◆ Excerpts from a figure dataset:
:::

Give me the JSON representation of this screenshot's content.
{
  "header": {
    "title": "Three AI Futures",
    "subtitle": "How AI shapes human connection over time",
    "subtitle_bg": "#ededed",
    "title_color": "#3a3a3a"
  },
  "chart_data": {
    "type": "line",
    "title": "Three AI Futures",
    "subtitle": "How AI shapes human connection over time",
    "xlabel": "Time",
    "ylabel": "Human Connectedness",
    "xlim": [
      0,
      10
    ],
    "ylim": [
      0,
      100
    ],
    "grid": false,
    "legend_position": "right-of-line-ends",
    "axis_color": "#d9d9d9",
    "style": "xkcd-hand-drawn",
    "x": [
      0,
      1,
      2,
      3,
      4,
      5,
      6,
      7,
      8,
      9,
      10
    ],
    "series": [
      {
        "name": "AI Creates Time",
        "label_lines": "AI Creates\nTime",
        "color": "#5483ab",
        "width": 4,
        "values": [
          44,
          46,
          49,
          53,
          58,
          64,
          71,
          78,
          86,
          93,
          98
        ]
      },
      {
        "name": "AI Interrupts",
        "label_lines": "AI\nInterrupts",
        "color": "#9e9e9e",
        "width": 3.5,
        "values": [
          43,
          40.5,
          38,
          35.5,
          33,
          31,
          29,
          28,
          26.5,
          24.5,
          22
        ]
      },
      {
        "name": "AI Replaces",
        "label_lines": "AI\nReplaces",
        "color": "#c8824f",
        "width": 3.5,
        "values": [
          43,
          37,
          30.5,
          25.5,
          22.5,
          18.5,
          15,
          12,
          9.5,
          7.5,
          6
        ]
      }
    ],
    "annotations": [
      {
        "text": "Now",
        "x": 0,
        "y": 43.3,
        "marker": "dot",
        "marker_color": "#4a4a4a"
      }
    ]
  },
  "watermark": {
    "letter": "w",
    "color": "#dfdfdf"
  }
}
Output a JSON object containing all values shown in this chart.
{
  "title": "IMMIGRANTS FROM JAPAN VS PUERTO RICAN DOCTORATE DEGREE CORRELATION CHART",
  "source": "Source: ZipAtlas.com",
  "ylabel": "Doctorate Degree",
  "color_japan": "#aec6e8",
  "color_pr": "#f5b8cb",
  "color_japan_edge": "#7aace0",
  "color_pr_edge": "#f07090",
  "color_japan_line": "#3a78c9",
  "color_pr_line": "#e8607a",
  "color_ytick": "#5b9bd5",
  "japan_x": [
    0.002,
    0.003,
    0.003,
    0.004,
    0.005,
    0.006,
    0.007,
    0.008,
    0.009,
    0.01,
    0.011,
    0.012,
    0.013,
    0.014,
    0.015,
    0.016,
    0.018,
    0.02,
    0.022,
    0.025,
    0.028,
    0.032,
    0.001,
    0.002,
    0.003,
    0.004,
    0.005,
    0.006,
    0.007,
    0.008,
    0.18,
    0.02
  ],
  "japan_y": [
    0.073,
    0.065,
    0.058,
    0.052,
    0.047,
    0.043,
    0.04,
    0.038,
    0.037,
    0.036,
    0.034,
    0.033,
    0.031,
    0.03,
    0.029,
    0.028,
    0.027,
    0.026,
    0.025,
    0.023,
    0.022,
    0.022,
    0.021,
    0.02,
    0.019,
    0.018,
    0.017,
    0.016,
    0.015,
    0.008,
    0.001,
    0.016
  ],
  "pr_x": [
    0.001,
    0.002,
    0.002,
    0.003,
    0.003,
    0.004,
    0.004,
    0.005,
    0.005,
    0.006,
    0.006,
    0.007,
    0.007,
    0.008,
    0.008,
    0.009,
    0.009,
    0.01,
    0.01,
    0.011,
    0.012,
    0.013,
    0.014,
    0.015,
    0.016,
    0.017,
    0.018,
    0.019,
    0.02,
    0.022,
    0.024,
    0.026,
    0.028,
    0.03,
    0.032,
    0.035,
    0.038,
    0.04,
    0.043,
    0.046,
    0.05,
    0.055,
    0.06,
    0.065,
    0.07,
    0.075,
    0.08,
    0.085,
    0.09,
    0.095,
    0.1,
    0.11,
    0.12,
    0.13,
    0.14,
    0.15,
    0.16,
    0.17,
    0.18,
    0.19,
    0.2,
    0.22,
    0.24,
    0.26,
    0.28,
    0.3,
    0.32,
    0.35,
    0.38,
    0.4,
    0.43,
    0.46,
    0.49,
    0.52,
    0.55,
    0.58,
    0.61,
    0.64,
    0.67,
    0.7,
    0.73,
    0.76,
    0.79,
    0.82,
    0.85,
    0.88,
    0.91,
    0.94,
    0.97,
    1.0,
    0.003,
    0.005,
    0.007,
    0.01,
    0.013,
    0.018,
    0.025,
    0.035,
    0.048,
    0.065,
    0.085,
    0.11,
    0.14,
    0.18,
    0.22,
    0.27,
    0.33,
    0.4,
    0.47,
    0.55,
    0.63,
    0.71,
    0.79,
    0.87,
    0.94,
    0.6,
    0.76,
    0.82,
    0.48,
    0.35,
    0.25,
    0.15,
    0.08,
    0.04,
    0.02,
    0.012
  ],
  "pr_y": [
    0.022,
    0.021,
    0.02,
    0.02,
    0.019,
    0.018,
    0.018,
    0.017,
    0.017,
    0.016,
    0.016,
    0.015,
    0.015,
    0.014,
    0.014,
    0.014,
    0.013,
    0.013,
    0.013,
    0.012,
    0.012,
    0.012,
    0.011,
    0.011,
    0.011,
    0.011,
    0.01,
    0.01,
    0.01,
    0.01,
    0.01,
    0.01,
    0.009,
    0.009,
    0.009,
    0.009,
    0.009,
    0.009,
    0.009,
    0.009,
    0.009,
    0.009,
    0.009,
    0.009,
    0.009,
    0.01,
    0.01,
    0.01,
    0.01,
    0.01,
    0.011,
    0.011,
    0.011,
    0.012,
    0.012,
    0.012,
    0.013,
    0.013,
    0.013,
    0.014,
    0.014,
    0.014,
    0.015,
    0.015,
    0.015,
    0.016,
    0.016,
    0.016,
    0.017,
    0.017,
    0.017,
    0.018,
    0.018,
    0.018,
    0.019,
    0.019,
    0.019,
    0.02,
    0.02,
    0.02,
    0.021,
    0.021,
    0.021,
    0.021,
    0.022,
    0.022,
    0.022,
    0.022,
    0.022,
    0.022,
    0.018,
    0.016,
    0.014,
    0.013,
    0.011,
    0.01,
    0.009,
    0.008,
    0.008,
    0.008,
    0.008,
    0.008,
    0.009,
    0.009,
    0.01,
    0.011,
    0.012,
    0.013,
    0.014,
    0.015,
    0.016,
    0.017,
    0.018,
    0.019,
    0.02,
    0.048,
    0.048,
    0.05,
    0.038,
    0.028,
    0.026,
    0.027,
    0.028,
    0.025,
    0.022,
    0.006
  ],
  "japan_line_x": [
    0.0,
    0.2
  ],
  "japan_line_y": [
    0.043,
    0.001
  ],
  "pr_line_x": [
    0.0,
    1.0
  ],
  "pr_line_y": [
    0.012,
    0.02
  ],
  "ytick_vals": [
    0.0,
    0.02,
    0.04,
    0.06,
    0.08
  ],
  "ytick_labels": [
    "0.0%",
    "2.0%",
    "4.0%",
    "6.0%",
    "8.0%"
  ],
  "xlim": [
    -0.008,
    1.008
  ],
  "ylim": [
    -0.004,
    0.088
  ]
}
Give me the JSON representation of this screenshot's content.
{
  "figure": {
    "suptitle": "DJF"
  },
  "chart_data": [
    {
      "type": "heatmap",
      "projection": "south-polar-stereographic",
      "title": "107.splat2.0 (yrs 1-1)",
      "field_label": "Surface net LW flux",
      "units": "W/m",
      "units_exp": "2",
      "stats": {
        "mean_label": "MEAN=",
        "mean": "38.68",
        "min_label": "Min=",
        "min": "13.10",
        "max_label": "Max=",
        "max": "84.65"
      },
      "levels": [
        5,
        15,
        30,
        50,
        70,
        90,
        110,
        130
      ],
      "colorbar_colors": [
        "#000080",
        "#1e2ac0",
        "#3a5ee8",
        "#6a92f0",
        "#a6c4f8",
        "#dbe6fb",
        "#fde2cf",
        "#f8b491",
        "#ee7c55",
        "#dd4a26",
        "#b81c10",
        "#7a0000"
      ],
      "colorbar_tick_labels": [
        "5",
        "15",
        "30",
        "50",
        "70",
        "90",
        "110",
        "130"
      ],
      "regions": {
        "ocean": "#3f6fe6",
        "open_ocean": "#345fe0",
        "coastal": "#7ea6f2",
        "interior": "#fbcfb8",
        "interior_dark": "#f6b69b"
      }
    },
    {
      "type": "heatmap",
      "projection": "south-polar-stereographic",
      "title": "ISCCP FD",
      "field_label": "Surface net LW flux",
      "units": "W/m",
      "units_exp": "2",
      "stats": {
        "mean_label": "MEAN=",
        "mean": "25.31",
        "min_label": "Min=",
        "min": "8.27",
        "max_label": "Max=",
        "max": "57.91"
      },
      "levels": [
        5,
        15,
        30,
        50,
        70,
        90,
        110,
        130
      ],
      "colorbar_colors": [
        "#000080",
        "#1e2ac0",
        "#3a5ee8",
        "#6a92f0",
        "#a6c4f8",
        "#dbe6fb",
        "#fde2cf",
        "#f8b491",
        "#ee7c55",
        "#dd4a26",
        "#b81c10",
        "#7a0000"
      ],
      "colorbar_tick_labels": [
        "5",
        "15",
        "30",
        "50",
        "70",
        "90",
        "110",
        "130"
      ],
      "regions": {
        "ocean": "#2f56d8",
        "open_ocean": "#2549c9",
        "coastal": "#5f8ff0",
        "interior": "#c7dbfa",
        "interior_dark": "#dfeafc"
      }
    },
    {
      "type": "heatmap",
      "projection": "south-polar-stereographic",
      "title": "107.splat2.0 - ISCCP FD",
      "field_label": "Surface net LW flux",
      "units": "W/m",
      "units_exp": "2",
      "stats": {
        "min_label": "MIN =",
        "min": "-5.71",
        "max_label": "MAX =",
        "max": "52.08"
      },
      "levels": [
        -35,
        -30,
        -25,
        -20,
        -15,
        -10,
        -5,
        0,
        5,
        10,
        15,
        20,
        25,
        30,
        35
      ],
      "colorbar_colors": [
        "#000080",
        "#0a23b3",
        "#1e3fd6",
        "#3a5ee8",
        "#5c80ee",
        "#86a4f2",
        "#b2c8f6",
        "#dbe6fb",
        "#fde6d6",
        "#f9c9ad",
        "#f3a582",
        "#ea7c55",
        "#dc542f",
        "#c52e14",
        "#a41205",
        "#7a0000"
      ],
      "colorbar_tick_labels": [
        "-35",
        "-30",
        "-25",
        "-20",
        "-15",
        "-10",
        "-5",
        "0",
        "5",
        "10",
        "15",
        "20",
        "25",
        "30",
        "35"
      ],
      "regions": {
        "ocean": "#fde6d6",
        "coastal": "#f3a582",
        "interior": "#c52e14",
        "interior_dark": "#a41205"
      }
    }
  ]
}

:::

◆ Challenge:
Find every line in the records that contains the word "coastal"; copy those lines.

◆ Answer for the task:
        "coastal": "#7ea6f2",
        "coastal": "#5f8ff0",
        "coastal": "#f3a582",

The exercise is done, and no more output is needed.